══ Data supplied ══
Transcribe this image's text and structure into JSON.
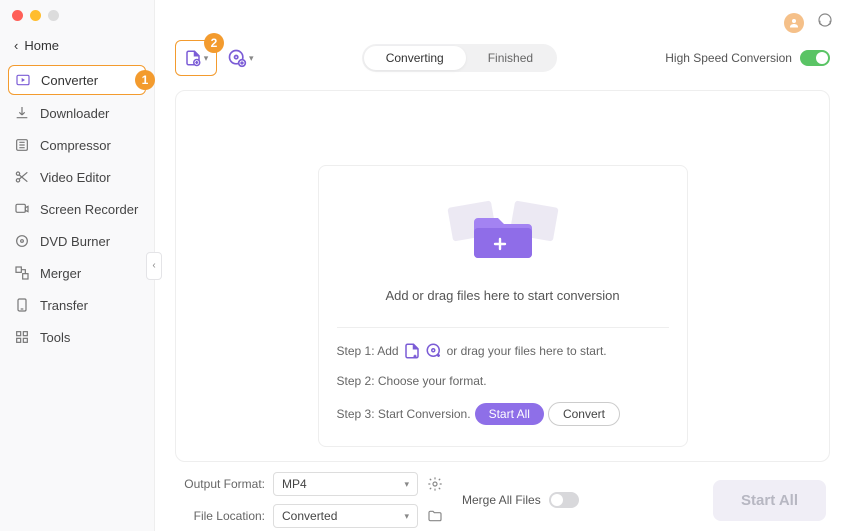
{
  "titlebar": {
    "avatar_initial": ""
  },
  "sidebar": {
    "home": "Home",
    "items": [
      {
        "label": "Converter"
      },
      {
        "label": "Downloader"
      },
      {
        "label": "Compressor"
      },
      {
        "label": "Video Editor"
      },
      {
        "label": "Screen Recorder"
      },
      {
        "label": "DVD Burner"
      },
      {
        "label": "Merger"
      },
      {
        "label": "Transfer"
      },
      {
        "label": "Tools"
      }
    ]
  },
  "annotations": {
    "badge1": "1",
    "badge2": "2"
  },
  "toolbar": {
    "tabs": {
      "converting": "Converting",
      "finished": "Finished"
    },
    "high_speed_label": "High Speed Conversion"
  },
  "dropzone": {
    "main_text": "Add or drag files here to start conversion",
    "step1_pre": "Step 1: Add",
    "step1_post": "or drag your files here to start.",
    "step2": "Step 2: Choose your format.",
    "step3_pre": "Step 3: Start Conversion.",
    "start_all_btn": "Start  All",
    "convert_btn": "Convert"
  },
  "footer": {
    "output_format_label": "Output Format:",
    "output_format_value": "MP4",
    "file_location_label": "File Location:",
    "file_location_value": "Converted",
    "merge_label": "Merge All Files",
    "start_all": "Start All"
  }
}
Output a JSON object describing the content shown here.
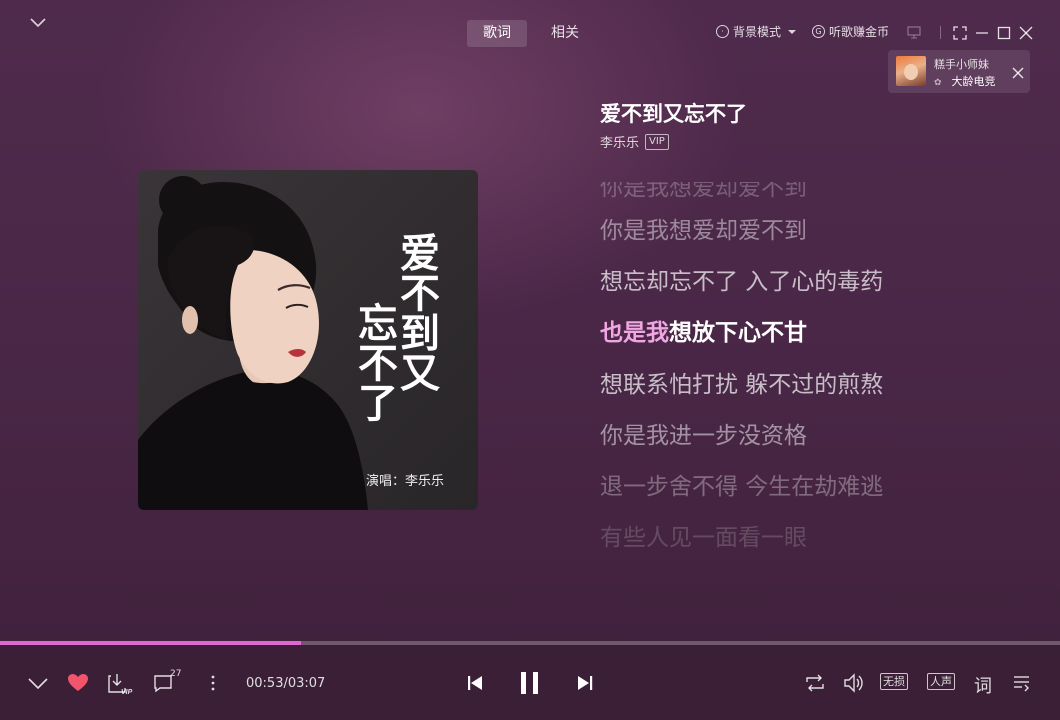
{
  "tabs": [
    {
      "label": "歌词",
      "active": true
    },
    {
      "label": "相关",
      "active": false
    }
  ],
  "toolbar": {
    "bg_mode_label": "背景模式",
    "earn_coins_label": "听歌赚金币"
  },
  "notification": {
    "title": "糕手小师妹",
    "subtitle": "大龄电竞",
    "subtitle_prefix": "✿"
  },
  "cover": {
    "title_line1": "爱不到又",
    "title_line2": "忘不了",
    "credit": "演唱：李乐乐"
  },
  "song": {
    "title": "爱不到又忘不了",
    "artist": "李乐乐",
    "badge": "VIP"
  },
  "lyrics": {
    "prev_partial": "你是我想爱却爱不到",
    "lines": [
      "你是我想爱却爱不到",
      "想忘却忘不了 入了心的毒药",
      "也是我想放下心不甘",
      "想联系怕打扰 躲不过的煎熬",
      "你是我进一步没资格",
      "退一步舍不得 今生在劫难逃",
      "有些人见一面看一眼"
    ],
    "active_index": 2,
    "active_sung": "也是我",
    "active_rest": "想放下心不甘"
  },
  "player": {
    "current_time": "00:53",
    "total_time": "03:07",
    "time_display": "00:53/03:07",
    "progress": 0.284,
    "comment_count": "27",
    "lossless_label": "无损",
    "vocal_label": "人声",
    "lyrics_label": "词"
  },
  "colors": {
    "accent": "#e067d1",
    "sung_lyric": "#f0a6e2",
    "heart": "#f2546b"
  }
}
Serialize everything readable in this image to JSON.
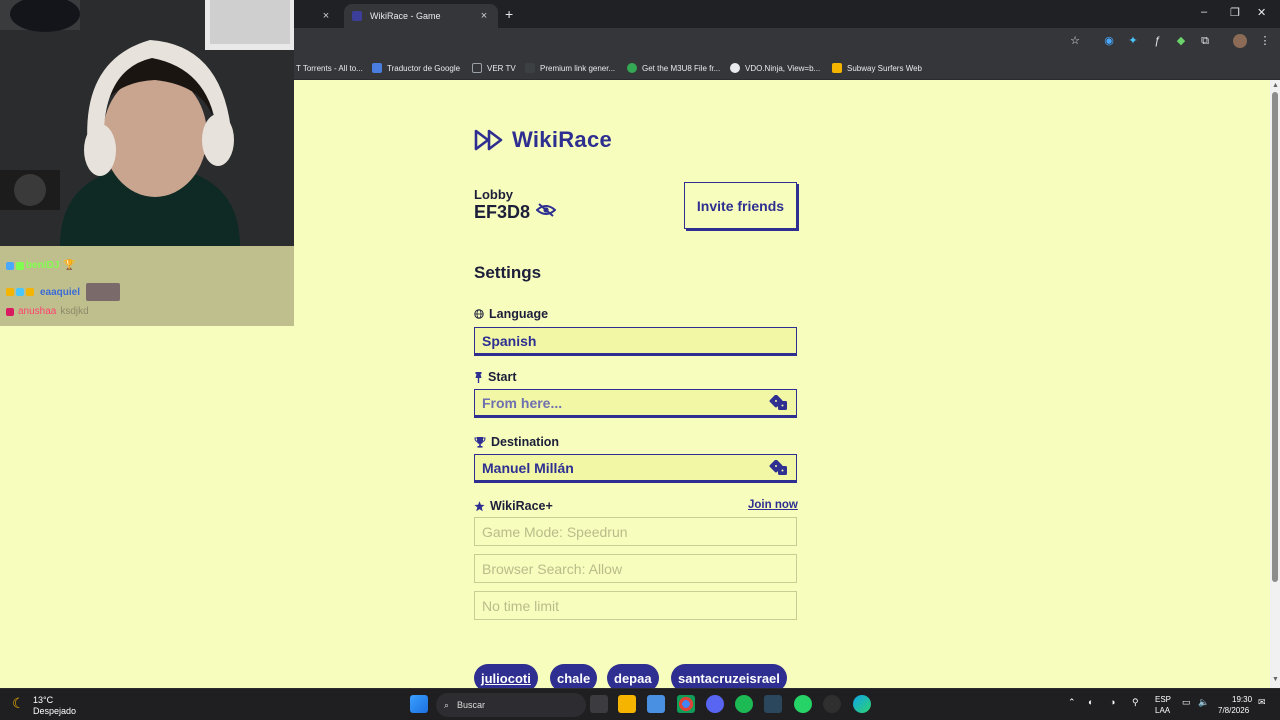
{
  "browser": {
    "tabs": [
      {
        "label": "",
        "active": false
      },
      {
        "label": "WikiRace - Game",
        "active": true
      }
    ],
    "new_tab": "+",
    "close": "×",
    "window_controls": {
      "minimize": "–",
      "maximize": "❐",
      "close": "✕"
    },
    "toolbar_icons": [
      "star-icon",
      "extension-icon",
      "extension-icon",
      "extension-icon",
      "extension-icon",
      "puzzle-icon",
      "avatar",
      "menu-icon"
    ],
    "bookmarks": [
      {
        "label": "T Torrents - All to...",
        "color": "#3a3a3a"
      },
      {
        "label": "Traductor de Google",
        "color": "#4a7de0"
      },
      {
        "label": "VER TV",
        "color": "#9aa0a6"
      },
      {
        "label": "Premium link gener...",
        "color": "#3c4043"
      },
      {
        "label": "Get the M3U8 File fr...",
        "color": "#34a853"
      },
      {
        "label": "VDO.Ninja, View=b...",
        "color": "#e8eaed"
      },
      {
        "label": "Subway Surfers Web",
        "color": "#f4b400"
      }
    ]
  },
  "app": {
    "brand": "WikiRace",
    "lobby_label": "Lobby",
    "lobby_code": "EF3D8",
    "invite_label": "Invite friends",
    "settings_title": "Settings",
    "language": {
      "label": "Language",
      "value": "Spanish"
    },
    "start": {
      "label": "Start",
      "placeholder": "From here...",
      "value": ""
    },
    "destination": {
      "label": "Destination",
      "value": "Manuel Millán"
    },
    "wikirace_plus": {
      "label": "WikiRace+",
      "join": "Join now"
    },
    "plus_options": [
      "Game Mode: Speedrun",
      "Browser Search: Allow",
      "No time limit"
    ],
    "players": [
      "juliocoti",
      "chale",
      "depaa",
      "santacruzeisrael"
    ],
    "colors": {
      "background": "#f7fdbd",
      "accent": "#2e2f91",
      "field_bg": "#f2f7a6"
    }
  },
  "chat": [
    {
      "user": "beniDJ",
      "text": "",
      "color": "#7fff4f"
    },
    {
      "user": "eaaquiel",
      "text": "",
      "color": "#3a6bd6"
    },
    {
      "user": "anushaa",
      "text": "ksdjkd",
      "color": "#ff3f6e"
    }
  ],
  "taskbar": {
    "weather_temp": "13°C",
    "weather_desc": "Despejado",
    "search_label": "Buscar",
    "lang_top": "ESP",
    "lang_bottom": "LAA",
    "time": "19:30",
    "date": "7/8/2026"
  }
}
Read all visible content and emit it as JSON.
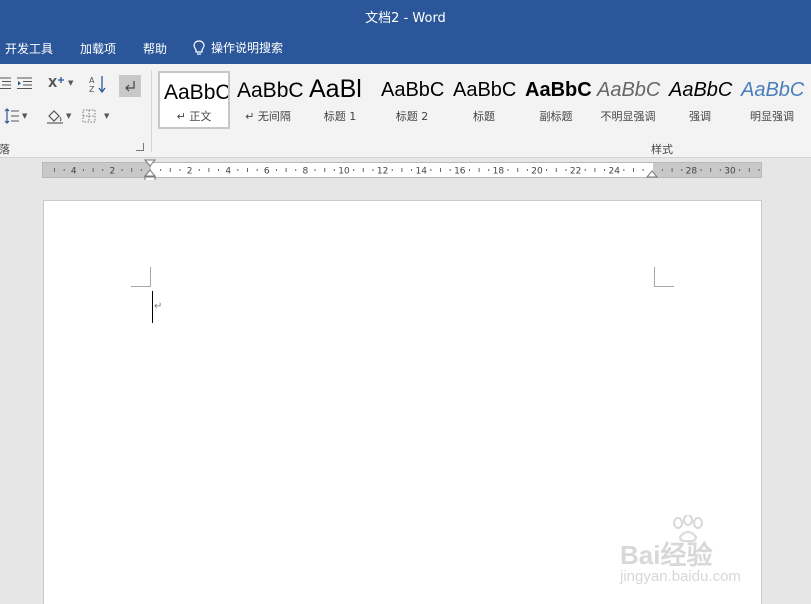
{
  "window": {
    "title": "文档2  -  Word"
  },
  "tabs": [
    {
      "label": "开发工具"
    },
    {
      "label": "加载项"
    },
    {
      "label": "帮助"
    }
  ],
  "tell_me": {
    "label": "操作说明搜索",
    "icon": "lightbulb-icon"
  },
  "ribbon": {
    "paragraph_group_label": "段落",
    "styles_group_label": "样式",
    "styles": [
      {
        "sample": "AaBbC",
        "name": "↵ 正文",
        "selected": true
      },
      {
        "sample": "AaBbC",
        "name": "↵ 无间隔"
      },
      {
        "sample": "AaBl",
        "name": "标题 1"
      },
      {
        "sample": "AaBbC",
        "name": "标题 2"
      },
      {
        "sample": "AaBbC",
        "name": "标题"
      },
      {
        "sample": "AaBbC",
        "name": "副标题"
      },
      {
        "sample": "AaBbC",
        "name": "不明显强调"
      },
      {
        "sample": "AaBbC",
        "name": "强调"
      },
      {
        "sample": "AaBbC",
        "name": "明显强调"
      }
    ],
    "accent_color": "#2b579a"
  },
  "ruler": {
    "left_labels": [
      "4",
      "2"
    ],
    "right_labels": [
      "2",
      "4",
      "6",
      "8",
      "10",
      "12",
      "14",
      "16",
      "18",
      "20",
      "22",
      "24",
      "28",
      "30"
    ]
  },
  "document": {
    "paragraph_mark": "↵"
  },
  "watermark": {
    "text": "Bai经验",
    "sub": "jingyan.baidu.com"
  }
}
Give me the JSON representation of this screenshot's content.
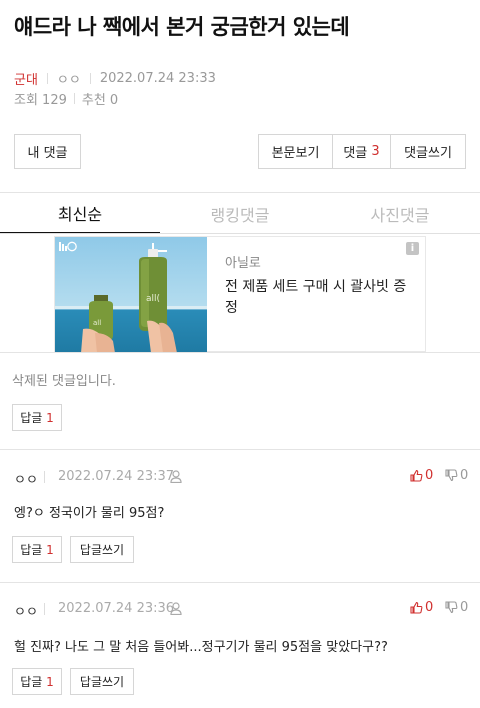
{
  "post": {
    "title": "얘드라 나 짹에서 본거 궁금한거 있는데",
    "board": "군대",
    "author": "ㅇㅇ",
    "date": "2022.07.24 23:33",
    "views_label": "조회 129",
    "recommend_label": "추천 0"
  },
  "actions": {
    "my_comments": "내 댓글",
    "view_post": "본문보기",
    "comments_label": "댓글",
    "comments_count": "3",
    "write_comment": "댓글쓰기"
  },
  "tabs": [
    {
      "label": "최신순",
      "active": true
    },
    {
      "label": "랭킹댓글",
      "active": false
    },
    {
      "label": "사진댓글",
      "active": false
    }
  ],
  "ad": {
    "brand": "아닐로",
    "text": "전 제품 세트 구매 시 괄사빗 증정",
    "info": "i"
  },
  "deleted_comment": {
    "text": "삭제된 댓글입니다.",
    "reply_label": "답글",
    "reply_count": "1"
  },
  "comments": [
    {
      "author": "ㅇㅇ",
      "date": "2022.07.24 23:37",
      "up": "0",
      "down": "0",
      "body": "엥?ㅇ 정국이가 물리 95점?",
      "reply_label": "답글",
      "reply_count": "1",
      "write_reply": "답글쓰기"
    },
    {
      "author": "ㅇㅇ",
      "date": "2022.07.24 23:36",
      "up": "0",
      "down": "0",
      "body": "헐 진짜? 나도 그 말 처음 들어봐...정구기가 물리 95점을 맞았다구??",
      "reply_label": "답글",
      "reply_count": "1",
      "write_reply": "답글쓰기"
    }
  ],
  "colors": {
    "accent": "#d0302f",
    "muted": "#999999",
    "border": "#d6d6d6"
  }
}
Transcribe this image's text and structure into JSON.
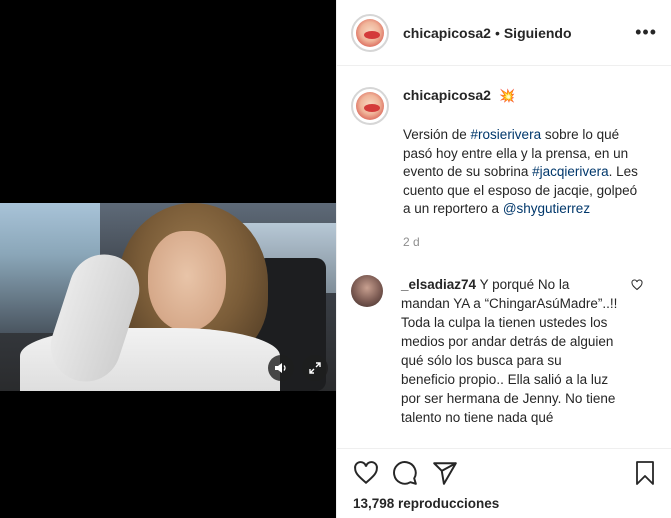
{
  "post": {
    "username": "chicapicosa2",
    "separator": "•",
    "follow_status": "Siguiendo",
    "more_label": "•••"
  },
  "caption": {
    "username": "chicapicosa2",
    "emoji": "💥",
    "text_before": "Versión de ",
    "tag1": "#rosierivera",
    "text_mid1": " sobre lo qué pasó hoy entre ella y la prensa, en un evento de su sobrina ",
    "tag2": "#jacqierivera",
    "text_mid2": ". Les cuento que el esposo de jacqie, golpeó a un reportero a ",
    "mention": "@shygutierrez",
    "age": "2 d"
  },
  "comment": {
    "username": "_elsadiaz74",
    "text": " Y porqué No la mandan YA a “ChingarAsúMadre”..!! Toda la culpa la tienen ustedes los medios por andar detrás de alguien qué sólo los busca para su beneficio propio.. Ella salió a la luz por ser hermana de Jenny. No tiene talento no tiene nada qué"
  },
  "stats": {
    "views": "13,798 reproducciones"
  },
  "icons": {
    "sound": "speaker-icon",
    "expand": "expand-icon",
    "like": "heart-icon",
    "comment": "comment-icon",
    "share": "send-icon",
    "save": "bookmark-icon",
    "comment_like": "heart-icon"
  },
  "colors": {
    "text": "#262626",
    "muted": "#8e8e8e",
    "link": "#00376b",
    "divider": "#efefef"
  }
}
═══
▸ Exercise aim
Pull out all lines from the entries above that include the word "Game".

▸ Solution for this problem
        "label": "WikiRace - Game",
      "Game Mode: Speedrun",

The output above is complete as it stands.